● Task goal: Scan the records below for the word "image" and give only the number of lines that hold it.

--- start Provided records ---

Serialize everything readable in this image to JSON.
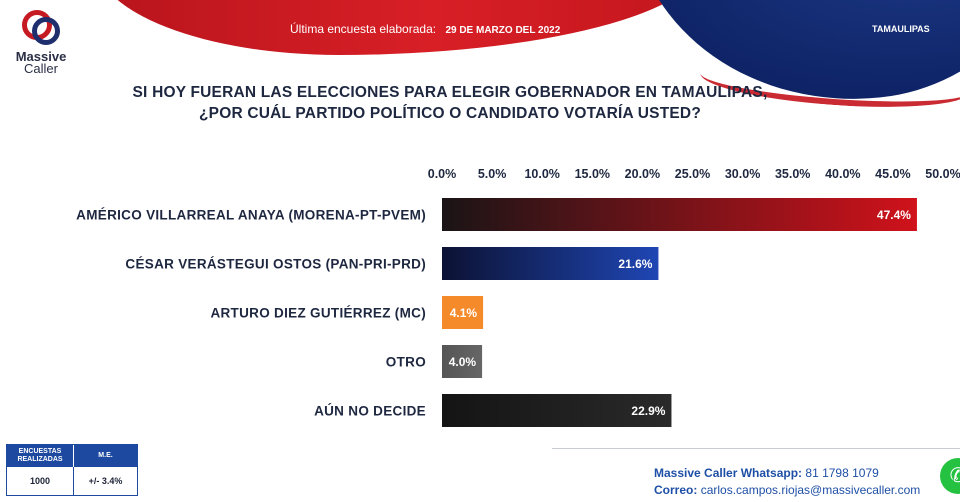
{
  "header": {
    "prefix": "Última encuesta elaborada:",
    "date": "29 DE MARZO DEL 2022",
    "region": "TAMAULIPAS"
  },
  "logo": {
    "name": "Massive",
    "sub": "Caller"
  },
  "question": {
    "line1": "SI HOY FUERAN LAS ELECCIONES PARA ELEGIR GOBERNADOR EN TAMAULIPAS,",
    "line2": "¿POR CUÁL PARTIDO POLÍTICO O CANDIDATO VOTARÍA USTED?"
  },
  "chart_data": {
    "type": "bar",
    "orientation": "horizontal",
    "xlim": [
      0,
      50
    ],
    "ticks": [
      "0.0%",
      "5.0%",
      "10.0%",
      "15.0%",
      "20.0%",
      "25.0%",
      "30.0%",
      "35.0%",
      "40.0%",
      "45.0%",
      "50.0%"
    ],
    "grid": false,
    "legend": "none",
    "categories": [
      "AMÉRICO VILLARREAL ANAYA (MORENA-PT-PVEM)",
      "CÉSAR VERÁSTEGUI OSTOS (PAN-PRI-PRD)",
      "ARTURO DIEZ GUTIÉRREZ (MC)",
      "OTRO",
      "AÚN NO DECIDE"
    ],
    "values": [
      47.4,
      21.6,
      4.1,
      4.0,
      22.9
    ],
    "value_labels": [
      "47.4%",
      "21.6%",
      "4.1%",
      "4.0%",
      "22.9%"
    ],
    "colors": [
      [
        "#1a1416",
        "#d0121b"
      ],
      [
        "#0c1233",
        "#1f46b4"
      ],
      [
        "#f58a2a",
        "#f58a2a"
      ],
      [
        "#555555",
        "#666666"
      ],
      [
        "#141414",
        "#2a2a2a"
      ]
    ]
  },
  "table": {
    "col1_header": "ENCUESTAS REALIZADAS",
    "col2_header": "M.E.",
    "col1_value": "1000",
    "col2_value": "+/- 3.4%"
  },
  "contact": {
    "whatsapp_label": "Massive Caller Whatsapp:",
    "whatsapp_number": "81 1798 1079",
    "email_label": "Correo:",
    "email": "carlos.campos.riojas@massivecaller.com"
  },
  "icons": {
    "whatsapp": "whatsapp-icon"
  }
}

--- end Provided records ---
--- start Provided records ---

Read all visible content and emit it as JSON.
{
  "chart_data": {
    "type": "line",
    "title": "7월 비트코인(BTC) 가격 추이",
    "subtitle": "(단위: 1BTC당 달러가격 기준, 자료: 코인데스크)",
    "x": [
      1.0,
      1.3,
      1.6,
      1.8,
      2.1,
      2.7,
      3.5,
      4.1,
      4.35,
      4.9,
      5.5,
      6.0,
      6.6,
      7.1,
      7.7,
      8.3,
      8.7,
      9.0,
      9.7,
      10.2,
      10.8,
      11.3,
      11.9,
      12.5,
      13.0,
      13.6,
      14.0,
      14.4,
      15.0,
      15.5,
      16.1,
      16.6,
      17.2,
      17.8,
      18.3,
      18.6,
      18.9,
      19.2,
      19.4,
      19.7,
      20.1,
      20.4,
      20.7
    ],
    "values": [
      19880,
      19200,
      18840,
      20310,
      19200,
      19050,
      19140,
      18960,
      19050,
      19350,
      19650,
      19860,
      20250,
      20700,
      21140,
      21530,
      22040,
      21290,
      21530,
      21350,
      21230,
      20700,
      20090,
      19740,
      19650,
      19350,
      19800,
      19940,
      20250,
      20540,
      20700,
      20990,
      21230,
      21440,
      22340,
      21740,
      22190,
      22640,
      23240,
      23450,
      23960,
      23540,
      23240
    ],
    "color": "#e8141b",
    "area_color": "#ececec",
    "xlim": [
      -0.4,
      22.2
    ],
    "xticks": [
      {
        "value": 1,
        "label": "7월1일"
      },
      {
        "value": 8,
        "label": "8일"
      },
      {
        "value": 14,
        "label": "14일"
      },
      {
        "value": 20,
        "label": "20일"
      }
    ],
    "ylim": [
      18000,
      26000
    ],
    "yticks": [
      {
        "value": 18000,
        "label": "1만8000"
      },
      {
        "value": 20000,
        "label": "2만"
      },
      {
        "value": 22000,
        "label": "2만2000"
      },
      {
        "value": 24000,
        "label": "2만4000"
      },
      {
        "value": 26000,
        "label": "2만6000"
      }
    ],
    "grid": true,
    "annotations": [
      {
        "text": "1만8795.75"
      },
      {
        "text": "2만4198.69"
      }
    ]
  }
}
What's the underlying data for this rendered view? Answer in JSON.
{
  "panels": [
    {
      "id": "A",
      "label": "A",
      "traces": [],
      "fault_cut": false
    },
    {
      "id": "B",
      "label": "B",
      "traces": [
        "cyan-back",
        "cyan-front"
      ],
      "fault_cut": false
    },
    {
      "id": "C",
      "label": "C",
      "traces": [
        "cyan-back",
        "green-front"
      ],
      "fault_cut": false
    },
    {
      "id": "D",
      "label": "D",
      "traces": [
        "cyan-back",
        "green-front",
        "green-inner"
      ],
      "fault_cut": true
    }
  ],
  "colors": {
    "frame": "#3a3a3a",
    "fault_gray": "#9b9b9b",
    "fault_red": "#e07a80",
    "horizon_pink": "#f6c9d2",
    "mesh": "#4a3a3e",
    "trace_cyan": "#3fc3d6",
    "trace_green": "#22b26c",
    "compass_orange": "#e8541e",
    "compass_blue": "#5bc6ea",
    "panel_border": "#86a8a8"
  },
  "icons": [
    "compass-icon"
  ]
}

--- end Provided records ---
--- start Provided records ---

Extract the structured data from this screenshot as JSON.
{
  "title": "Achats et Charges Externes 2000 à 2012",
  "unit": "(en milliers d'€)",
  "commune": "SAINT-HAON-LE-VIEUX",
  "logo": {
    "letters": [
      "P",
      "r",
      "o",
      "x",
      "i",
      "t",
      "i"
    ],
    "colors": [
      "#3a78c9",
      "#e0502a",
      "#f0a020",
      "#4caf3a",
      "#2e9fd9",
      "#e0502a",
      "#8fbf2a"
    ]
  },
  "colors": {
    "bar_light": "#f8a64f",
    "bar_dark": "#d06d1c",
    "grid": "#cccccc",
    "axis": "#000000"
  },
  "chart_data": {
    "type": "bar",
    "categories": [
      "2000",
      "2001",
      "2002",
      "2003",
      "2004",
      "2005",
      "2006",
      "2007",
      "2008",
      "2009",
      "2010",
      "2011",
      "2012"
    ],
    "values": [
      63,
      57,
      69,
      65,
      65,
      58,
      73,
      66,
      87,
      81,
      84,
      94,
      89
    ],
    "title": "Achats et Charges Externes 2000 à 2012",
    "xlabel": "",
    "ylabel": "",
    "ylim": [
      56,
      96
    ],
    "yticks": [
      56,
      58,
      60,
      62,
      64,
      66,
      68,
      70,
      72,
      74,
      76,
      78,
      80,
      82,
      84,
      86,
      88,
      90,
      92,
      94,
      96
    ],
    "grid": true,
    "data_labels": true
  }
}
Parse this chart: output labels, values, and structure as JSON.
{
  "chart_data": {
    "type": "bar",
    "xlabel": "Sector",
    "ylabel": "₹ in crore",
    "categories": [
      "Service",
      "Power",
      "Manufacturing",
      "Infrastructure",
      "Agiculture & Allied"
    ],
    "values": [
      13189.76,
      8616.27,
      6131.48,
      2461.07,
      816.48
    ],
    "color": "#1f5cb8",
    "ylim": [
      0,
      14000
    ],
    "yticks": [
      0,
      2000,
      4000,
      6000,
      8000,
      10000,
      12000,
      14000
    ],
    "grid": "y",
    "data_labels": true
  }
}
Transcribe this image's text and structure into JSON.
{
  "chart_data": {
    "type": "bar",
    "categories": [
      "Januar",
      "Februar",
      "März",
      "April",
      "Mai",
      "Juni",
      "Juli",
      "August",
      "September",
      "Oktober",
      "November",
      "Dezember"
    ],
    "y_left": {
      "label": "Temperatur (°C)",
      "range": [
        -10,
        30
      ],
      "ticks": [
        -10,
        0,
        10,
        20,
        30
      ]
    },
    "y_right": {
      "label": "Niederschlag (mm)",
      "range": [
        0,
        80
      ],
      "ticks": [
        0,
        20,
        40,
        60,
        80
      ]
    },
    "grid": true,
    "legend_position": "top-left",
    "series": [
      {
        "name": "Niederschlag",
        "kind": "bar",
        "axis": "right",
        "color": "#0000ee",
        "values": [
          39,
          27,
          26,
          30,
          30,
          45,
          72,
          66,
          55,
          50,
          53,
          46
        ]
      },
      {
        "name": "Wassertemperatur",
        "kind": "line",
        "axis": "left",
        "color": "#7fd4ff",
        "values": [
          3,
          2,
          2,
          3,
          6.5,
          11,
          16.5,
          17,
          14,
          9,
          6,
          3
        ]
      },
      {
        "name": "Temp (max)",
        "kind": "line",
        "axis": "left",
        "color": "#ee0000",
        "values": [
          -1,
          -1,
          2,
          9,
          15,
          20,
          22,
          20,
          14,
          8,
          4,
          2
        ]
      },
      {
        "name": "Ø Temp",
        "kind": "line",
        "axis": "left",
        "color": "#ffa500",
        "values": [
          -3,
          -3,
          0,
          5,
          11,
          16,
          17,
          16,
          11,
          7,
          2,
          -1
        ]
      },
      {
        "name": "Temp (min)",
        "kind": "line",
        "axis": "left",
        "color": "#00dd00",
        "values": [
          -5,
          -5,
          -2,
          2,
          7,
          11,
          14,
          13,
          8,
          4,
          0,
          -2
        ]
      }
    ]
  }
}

--- end Provided records ---

● Correct answer: 2